Please repeat, unchanged, the lines in the records below that run from the line containing "y-tick-label: 0.6 [24, 659, 42, 672]" through the line containing "subplot-3: Best Good", including both of those lines.

-- BEGIN --

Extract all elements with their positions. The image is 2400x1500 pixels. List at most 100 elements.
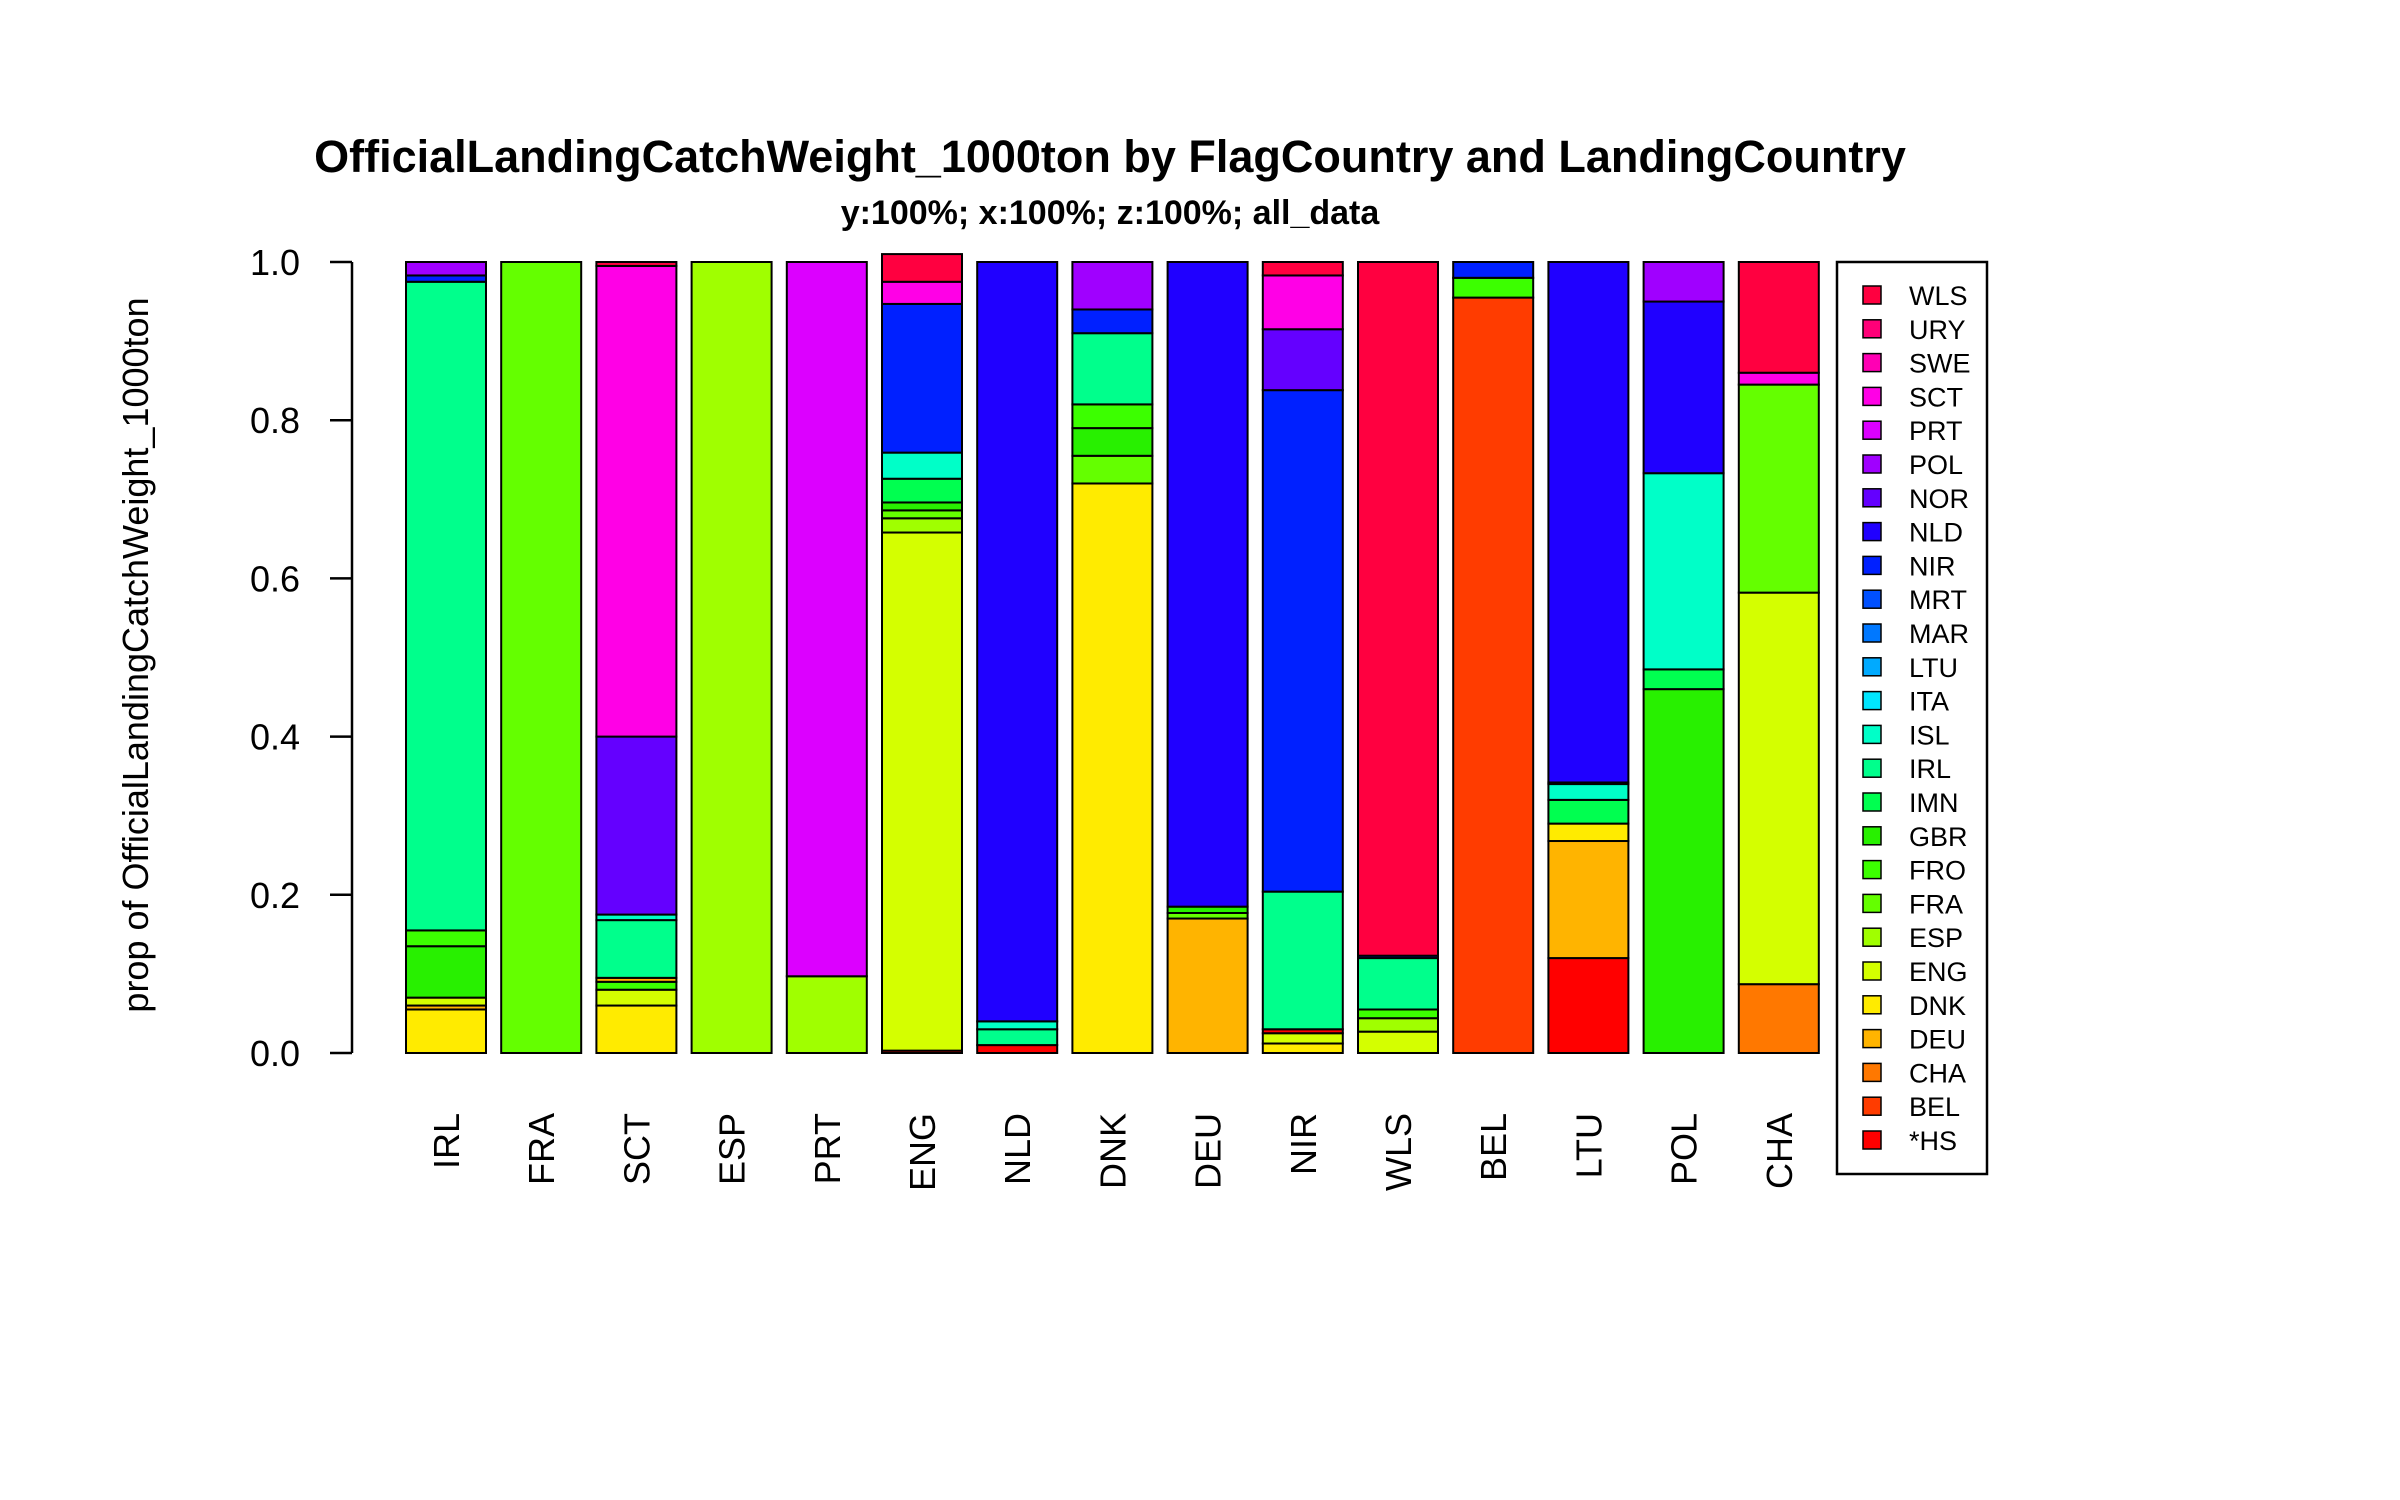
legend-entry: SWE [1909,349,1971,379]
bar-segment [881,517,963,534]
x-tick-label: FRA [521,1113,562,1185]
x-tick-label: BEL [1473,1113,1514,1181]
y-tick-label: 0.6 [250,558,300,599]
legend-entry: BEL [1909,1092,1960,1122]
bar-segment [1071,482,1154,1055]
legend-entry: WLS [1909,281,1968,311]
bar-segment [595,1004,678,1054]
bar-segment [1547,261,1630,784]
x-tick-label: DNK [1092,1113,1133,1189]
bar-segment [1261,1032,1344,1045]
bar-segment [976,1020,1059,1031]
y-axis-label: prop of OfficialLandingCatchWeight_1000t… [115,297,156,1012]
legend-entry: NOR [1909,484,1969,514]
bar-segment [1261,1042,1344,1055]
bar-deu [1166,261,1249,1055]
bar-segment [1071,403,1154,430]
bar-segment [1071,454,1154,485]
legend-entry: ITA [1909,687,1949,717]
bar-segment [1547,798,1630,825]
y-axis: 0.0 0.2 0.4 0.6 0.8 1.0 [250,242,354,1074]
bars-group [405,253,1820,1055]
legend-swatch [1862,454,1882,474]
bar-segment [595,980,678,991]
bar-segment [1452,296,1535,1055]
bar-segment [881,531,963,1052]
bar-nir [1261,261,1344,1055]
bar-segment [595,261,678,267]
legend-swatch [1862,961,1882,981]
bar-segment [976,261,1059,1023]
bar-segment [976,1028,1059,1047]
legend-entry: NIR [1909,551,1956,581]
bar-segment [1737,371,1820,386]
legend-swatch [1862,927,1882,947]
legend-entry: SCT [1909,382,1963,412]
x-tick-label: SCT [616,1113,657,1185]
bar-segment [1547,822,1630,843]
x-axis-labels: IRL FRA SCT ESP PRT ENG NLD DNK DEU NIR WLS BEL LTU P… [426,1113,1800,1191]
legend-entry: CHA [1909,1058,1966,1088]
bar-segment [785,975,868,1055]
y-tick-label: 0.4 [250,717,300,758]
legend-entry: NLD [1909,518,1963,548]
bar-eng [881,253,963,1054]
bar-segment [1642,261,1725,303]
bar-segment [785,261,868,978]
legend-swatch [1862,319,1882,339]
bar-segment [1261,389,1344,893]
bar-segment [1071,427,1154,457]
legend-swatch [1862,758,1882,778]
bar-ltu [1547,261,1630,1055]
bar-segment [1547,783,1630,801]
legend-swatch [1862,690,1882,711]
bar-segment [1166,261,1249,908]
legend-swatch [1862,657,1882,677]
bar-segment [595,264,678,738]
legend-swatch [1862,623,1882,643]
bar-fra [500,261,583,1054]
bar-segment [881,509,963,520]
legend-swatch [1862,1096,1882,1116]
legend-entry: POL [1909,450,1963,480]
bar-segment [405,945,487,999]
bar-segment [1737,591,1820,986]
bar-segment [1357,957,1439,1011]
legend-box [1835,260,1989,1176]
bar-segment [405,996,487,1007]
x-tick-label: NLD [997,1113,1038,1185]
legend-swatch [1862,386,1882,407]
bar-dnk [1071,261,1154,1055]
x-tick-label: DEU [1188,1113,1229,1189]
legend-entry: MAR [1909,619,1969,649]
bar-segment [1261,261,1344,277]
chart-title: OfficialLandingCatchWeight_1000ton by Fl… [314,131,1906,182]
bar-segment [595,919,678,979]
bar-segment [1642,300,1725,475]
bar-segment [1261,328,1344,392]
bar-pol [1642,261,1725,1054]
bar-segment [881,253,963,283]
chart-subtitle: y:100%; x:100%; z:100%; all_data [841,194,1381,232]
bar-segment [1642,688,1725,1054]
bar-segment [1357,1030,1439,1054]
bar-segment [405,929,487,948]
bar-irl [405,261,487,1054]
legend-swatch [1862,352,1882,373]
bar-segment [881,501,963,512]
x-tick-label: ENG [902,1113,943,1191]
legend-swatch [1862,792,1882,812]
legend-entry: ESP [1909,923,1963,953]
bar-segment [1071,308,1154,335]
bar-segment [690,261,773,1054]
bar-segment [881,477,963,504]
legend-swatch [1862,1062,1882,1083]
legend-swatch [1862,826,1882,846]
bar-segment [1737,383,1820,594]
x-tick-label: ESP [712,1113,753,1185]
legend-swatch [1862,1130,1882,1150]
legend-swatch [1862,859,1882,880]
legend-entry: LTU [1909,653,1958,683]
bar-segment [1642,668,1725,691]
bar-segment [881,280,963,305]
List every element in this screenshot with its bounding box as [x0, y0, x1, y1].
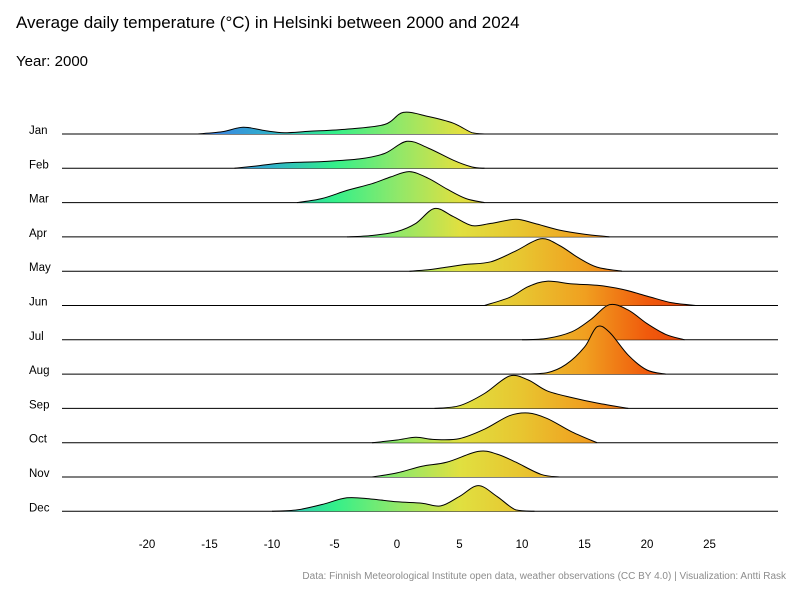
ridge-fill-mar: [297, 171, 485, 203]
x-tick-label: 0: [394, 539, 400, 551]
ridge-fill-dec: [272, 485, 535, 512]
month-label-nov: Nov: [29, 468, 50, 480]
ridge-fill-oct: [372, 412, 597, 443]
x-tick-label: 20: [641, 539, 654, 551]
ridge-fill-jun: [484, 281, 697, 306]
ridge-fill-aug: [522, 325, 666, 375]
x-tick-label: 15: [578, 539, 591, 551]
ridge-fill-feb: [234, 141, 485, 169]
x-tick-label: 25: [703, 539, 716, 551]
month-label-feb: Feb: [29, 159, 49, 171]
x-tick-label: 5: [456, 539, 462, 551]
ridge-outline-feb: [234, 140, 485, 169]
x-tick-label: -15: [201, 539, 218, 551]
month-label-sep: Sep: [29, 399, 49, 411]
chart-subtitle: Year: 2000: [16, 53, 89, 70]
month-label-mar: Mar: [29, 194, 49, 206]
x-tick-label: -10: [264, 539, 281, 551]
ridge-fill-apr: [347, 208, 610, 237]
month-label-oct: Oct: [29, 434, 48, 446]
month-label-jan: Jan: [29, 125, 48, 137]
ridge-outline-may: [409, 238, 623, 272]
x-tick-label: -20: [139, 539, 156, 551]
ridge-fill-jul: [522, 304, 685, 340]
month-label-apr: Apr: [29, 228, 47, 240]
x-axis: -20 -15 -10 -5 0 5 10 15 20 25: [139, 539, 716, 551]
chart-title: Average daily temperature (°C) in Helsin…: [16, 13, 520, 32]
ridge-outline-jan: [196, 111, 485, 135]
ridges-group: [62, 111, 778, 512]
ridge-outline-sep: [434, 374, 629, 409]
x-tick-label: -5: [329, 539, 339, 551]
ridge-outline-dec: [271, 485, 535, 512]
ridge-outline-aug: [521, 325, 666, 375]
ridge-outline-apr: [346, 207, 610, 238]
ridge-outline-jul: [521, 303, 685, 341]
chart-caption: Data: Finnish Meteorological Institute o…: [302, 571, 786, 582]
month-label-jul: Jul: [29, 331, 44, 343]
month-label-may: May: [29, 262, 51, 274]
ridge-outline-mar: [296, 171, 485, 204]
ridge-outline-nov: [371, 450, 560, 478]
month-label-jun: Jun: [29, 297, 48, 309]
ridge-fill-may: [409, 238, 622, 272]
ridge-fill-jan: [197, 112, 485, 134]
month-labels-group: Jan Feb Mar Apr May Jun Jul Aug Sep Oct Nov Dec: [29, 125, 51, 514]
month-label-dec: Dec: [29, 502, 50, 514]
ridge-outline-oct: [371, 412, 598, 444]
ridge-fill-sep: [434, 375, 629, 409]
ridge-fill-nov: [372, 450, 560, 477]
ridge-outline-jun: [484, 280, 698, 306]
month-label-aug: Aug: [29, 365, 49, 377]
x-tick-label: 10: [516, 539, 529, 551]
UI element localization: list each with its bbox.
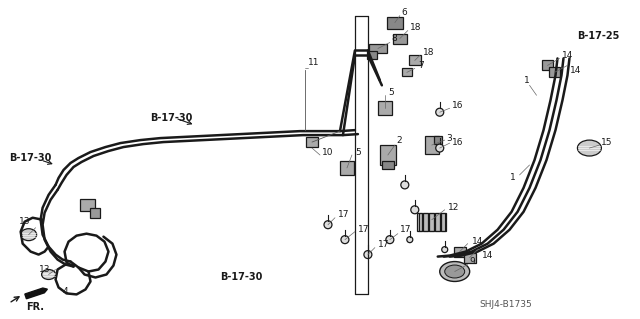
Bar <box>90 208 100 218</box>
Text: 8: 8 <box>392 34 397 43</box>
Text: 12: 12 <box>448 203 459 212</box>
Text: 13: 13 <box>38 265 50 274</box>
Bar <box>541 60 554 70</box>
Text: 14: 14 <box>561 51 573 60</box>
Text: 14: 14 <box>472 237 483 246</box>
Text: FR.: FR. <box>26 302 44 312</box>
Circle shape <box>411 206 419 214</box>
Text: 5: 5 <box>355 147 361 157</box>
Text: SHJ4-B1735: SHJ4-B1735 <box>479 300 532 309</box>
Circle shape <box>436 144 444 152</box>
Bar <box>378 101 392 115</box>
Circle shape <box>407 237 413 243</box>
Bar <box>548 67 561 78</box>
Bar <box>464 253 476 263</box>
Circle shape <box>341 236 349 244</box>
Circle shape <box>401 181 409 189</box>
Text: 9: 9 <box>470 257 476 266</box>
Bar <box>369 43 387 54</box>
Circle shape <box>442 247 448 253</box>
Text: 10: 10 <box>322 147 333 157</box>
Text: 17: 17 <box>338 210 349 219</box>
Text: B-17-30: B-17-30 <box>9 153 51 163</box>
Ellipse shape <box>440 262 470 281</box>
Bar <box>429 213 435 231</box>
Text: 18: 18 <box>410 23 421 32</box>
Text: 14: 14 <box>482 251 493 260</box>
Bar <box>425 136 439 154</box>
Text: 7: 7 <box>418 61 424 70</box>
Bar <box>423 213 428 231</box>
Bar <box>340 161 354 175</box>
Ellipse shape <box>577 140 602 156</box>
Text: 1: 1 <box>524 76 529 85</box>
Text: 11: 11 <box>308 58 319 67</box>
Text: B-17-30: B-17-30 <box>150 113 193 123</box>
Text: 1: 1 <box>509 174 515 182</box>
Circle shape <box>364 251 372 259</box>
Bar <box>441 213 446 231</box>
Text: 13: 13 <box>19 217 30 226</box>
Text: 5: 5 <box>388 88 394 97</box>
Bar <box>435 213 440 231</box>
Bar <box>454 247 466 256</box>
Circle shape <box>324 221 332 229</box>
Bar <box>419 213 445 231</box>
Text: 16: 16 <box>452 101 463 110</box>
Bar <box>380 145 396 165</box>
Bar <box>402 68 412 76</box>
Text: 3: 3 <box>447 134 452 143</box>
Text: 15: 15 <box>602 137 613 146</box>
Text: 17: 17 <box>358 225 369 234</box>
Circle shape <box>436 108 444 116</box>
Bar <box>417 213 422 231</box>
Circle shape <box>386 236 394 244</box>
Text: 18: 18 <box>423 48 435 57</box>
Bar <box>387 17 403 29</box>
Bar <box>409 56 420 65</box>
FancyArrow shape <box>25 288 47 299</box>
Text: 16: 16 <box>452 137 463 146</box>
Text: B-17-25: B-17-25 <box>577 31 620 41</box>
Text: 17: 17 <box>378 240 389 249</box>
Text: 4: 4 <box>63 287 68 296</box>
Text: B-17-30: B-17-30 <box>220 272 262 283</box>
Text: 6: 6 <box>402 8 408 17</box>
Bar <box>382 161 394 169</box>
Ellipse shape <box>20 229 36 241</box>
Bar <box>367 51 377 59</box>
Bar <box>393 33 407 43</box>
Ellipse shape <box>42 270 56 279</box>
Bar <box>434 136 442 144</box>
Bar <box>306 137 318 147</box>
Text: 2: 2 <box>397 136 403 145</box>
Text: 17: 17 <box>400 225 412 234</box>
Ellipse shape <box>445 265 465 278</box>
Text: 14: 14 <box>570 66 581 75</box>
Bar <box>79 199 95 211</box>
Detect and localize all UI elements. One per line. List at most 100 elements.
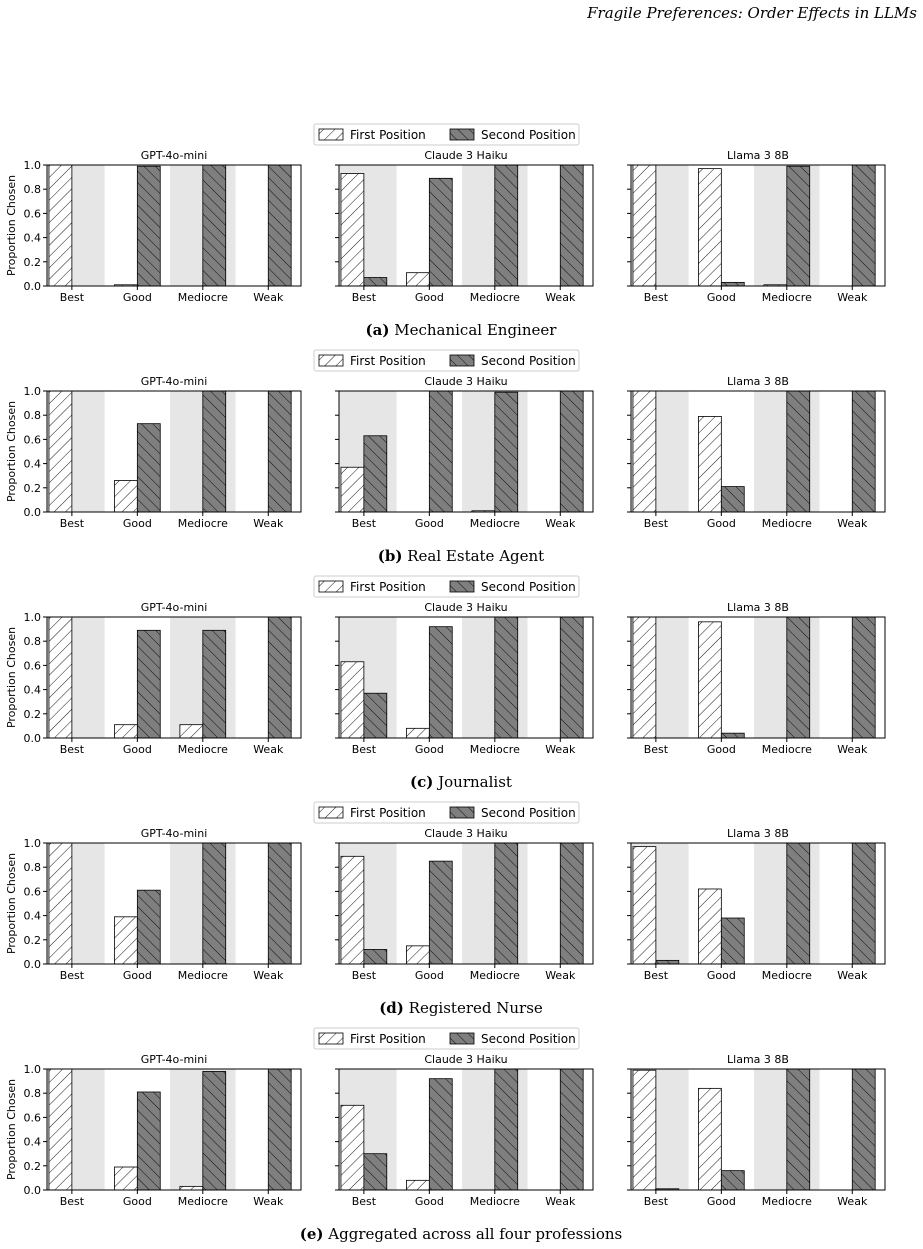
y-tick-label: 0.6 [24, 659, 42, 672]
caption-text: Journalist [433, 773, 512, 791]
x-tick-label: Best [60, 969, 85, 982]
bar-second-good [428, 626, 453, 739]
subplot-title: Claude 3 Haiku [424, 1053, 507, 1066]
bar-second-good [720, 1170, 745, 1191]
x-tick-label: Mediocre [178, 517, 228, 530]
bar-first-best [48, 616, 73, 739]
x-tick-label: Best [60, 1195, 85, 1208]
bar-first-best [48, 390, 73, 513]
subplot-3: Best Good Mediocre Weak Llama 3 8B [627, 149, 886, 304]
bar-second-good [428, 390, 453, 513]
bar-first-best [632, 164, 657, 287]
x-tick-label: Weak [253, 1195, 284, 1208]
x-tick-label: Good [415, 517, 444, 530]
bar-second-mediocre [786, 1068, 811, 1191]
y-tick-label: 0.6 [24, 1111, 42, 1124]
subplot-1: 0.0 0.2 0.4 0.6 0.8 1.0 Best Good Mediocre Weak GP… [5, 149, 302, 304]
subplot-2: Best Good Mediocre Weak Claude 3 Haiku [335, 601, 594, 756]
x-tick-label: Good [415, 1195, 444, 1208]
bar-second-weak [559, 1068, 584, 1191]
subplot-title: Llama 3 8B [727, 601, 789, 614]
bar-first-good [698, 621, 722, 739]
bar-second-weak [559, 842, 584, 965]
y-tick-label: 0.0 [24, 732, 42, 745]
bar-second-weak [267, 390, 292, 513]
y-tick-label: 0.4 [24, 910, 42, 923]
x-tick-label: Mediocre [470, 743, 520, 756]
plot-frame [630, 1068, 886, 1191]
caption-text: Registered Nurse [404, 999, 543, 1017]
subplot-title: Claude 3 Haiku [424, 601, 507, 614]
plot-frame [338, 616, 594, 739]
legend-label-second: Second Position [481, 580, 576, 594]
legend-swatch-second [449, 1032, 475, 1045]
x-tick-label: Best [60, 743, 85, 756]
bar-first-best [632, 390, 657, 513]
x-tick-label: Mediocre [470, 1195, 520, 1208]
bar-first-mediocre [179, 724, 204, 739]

-- END --

IN RESPONSE:
y-tick-label: 0.6 [24, 659, 42, 672]
caption-text: Journalist [433, 773, 512, 791]
x-tick-label: Best [60, 969, 85, 982]
bar-second-good [428, 626, 453, 739]
subplot-title: Claude 3 Haiku [424, 1053, 507, 1066]
bar-second-good [720, 1170, 745, 1191]
x-tick-label: Mediocre [178, 517, 228, 530]
bar-first-best [48, 616, 73, 739]
x-tick-label: Best [60, 1195, 85, 1208]
bar-first-best [48, 390, 73, 513]
subplot-3: Best Good Mediocre Weak Llama 3 8B [627, 149, 886, 304]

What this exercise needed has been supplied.